Requirements: Reproduce the records below exactly, leaving out any pictures.

---- Task input

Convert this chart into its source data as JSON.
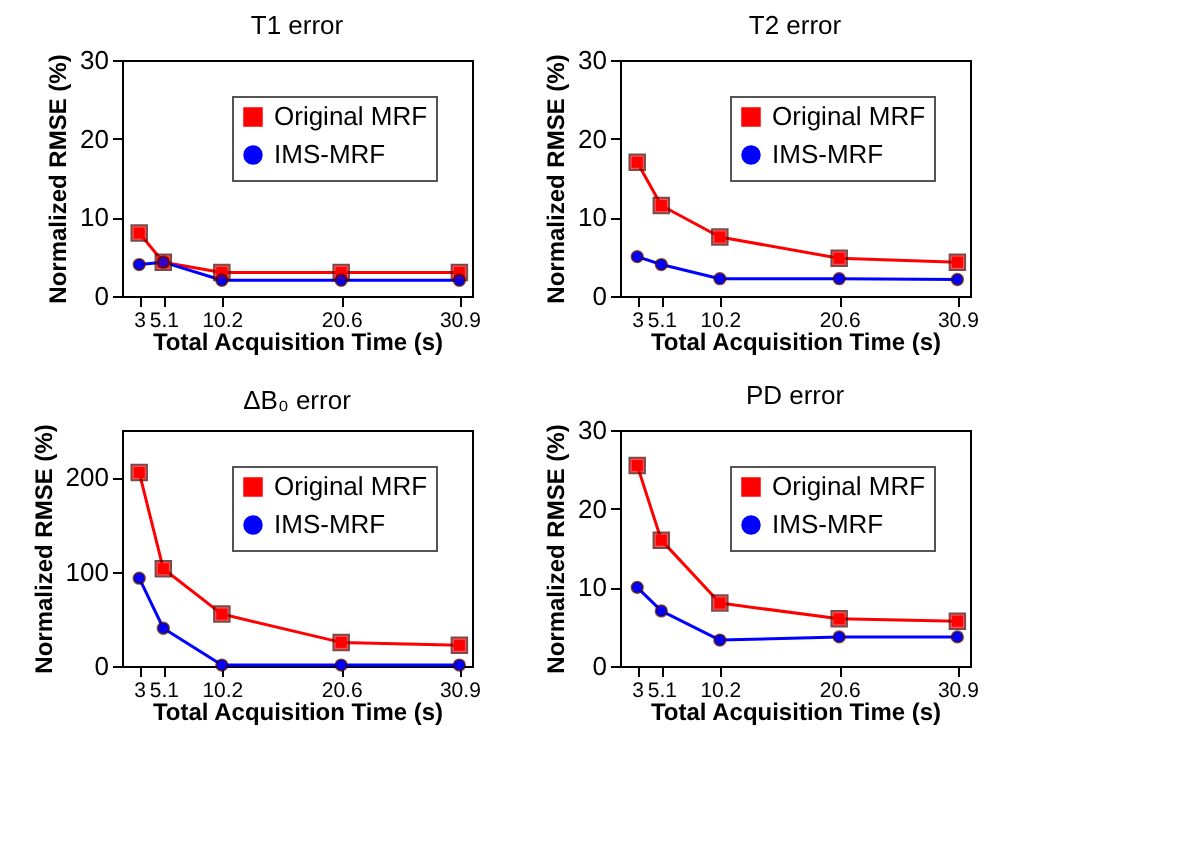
{
  "chart_data": [
    {
      "type": "line",
      "title": "T1 error",
      "xlabel": "Total Acquisition Time (s)",
      "ylabel": "Normalized RMSE (%)",
      "x": [
        3,
        5.1,
        10.2,
        20.6,
        30.9
      ],
      "xlim": [
        1.5,
        32
      ],
      "xticks": [
        3,
        5.1,
        10.2,
        20.6,
        30.9
      ],
      "ylim": [
        0,
        30
      ],
      "yticks": [
        0,
        10,
        20,
        30
      ],
      "legend": "top right",
      "grid": false,
      "line_style": "solid",
      "series": [
        {
          "name": "Original MRF",
          "color": "#ff0000",
          "marker": "square",
          "values": [
            8,
            4.3,
            3,
            3,
            3
          ]
        },
        {
          "name": "IMS-MRF",
          "color": "#0000ff",
          "marker": "circle",
          "values": [
            4,
            4.3,
            2,
            2,
            2
          ]
        }
      ]
    },
    {
      "type": "line",
      "title": "T2 error",
      "xlabel": "Total Acquisition Time (s)",
      "ylabel": "Normalized RMSE (%)",
      "x": [
        3,
        5.1,
        10.2,
        20.6,
        30.9
      ],
      "xlim": [
        1.5,
        32
      ],
      "xticks": [
        3,
        5.1,
        10.2,
        20.6,
        30.9
      ],
      "ylim": [
        0,
        30
      ],
      "yticks": [
        0,
        10,
        20,
        30
      ],
      "legend": "top right",
      "grid": false,
      "line_style": "solid",
      "series": [
        {
          "name": "Original MRF",
          "color": "#ff0000",
          "marker": "square",
          "values": [
            17,
            11.5,
            7.5,
            4.8,
            4.3
          ]
        },
        {
          "name": "IMS-MRF",
          "color": "#0000ff",
          "marker": "circle",
          "values": [
            5,
            4,
            2.2,
            2.2,
            2.1
          ]
        }
      ]
    },
    {
      "type": "line",
      "title": "ΔB₀ error",
      "xlabel": "Total Acquisition Time (s)",
      "ylabel": "Normalized RMSE (%)",
      "x": [
        3,
        5.1,
        10.2,
        20.6,
        30.9
      ],
      "xlim": [
        1.5,
        32
      ],
      "xticks": [
        3,
        5.1,
        10.2,
        20.6,
        30.9
      ],
      "ylim": [
        0,
        250
      ],
      "yticks": [
        0,
        100,
        200
      ],
      "legend": "top right",
      "grid": false,
      "line_style": "solid",
      "series": [
        {
          "name": "Original MRF",
          "color": "#ff0000",
          "marker": "square",
          "values": [
            205,
            103,
            55,
            25,
            22
          ]
        },
        {
          "name": "IMS-MRF",
          "color": "#0000ff",
          "marker": "circle",
          "values": [
            93,
            40,
            1,
            1,
            1
          ]
        }
      ]
    },
    {
      "type": "line",
      "title": "PD error",
      "xlabel": "Total Acquisition Time (s)",
      "ylabel": "Normalized RMSE (%)",
      "x": [
        3,
        5.1,
        10.2,
        20.6,
        30.9
      ],
      "xlim": [
        1.5,
        32
      ],
      "xticks": [
        3,
        5.1,
        10.2,
        20.6,
        30.9
      ],
      "ylim": [
        0,
        30
      ],
      "yticks": [
        0,
        10,
        20,
        30
      ],
      "legend": "top right",
      "grid": false,
      "line_style": "solid",
      "series": [
        {
          "name": "Original MRF",
          "color": "#ff0000",
          "marker": "square",
          "values": [
            25.5,
            16,
            8,
            6,
            5.7
          ]
        },
        {
          "name": "IMS-MRF",
          "color": "#0000ff",
          "marker": "circle",
          "values": [
            10,
            7,
            3.3,
            3.7,
            3.7
          ]
        }
      ]
    }
  ]
}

--------

Response below:
Convert this chart into its source data as JSON.
{
  "chart_data": [
    {
      "type": "line",
      "title": "T1 error",
      "xlabel": "Total Acquisition Time (s)",
      "ylabel": "Normalized RMSE (%)",
      "x": [
        3,
        5.1,
        10.2,
        20.6,
        30.9
      ],
      "xlim": [
        1.5,
        32
      ],
      "xticks": [
        3,
        5.1,
        10.2,
        20.6,
        30.9
      ],
      "ylim": [
        0,
        30
      ],
      "yticks": [
        0,
        10,
        20,
        30
      ],
      "legend": "top right",
      "grid": false,
      "line_style": "solid",
      "series": [
        {
          "name": "Original MRF",
          "color": "#ff0000",
          "marker": "square",
          "values": [
            8,
            4.3,
            3,
            3,
            3
          ]
        },
        {
          "name": "IMS-MRF",
          "color": "#0000ff",
          "marker": "circle",
          "values": [
            4,
            4.3,
            2,
            2,
            2
          ]
        }
      ]
    },
    {
      "type": "line",
      "title": "T2 error",
      "xlabel": "Total Acquisition Time (s)",
      "ylabel": "Normalized RMSE (%)",
      "x": [
        3,
        5.1,
        10.2,
        20.6,
        30.9
      ],
      "xlim": [
        1.5,
        32
      ],
      "xticks": [
        3,
        5.1,
        10.2,
        20.6,
        30.9
      ],
      "ylim": [
        0,
        30
      ],
      "yticks": [
        0,
        10,
        20,
        30
      ],
      "legend": "top right",
      "grid": false,
      "line_style": "solid",
      "series": [
        {
          "name": "Original MRF",
          "color": "#ff0000",
          "marker": "square",
          "values": [
            17,
            11.5,
            7.5,
            4.8,
            4.3
          ]
        },
        {
          "name": "IMS-MRF",
          "color": "#0000ff",
          "marker": "circle",
          "values": [
            5,
            4,
            2.2,
            2.2,
            2.1
          ]
        }
      ]
    },
    {
      "type": "line",
      "title": "ΔB₀ error",
      "xlabel": "Total Acquisition Time (s)",
      "ylabel": "Normalized RMSE (%)",
      "x": [
        3,
        5.1,
        10.2,
        20.6,
        30.9
      ],
      "xlim": [
        1.5,
        32
      ],
      "xticks": [
        3,
        5.1,
        10.2,
        20.6,
        30.9
      ],
      "ylim": [
        0,
        250
      ],
      "yticks": [
        0,
        100,
        200
      ],
      "legend": "top right",
      "grid": false,
      "line_style": "solid",
      "series": [
        {
          "name": "Original MRF",
          "color": "#ff0000",
          "marker": "square",
          "values": [
            205,
            103,
            55,
            25,
            22
          ]
        },
        {
          "name": "IMS-MRF",
          "color": "#0000ff",
          "marker": "circle",
          "values": [
            93,
            40,
            1,
            1,
            1
          ]
        }
      ]
    },
    {
      "type": "line",
      "title": "PD error",
      "xlabel": "Total Acquisition Time (s)",
      "ylabel": "Normalized RMSE (%)",
      "x": [
        3,
        5.1,
        10.2,
        20.6,
        30.9
      ],
      "xlim": [
        1.5,
        32
      ],
      "xticks": [
        3,
        5.1,
        10.2,
        20.6,
        30.9
      ],
      "ylim": [
        0,
        30
      ],
      "yticks": [
        0,
        10,
        20,
        30
      ],
      "legend": "top right",
      "grid": false,
      "line_style": "solid",
      "series": [
        {
          "name": "Original MRF",
          "color": "#ff0000",
          "marker": "square",
          "values": [
            25.5,
            16,
            8,
            6,
            5.7
          ]
        },
        {
          "name": "IMS-MRF",
          "color": "#0000ff",
          "marker": "circle",
          "values": [
            10,
            7,
            3.3,
            3.7,
            3.7
          ]
        }
      ]
    }
  ]
}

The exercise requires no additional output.